- [Goal of the exercise]
Below is a listing; write it out exactly and drop any images from it.

- [Provided records]
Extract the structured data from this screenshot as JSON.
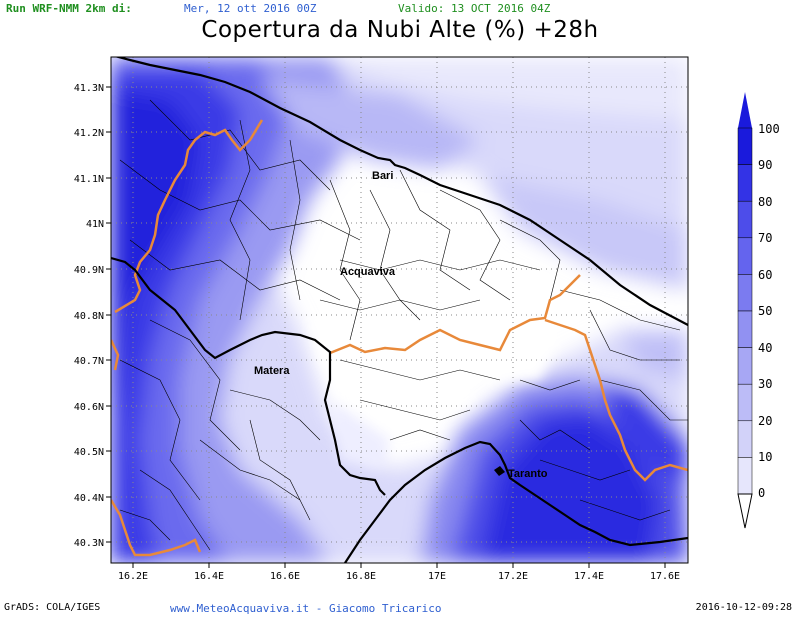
{
  "header": {
    "run": "Run WRF-NMM 2km di:",
    "run_date": "Mer, 12 ott 2016 00Z",
    "valid": "Valido: 13 OCT 2016 04Z",
    "title": "Copertura da Nubi Alte (%) +28h"
  },
  "map": {
    "lat_labels": [
      "41.3N",
      "41.2N",
      "41.1N",
      "41N",
      "40.9N",
      "40.8N",
      "40.7N",
      "40.6N",
      "40.5N",
      "40.4N",
      "40.3N"
    ],
    "lon_labels": [
      "16.2E",
      "16.4E",
      "16.6E",
      "16.8E",
      "17E",
      "17.2E",
      "17.4E",
      "17.6E"
    ],
    "cities": [
      {
        "name": "Bari"
      },
      {
        "name": "Acquaviva"
      },
      {
        "name": "Matera"
      },
      {
        "name": "Taranto"
      }
    ],
    "colors": {
      "ocean_boundary": "#000000",
      "region_border": "#e8893a",
      "municipal": "#000000"
    }
  },
  "legend": {
    "labels": [
      "100",
      "90",
      "80",
      "70",
      "60",
      "50",
      "40",
      "30",
      "20",
      "10",
      "0"
    ],
    "colors": [
      "#1a1adc",
      "#3333e6",
      "#4d4dea",
      "#6464ee",
      "#7b7bf0",
      "#9191f2",
      "#a7a7f4",
      "#bcbcf7",
      "#d2d2f9",
      "#e6e6fc",
      "#ffffff"
    ]
  },
  "footer": {
    "grads": "GrADS: COLA/IGES",
    "site": "www.MeteoAcquaviva.it - Giacomo Tricarico",
    "timestamp": "2016-10-12-09:28"
  }
}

- [Response below]
Extract the structured data from this screenshot as JSON.
{
  "header": {
    "run": "Run WRF-NMM 2km di:",
    "run_date": "Mer, 12 ott 2016 00Z",
    "valid": "Valido: 13 OCT 2016 04Z",
    "title": "Copertura da Nubi Alte (%) +28h"
  },
  "map": {
    "lat_labels": [
      "41.3N",
      "41.2N",
      "41.1N",
      "41N",
      "40.9N",
      "40.8N",
      "40.7N",
      "40.6N",
      "40.5N",
      "40.4N",
      "40.3N"
    ],
    "lon_labels": [
      "16.2E",
      "16.4E",
      "16.6E",
      "16.8E",
      "17E",
      "17.2E",
      "17.4E",
      "17.6E"
    ],
    "cities": [
      {
        "name": "Bari"
      },
      {
        "name": "Acquaviva"
      },
      {
        "name": "Matera"
      },
      {
        "name": "Taranto"
      }
    ],
    "colors": {
      "ocean_boundary": "#000000",
      "region_border": "#e8893a",
      "municipal": "#000000"
    }
  },
  "legend": {
    "labels": [
      "100",
      "90",
      "80",
      "70",
      "60",
      "50",
      "40",
      "30",
      "20",
      "10",
      "0"
    ],
    "colors": [
      "#1a1adc",
      "#3333e6",
      "#4d4dea",
      "#6464ee",
      "#7b7bf0",
      "#9191f2",
      "#a7a7f4",
      "#bcbcf7",
      "#d2d2f9",
      "#e6e6fc",
      "#ffffff"
    ]
  },
  "footer": {
    "grads": "GrADS: COLA/IGES",
    "site": "www.MeteoAcquaviva.it - Giacomo Tricarico",
    "timestamp": "2016-10-12-09:28"
  }
}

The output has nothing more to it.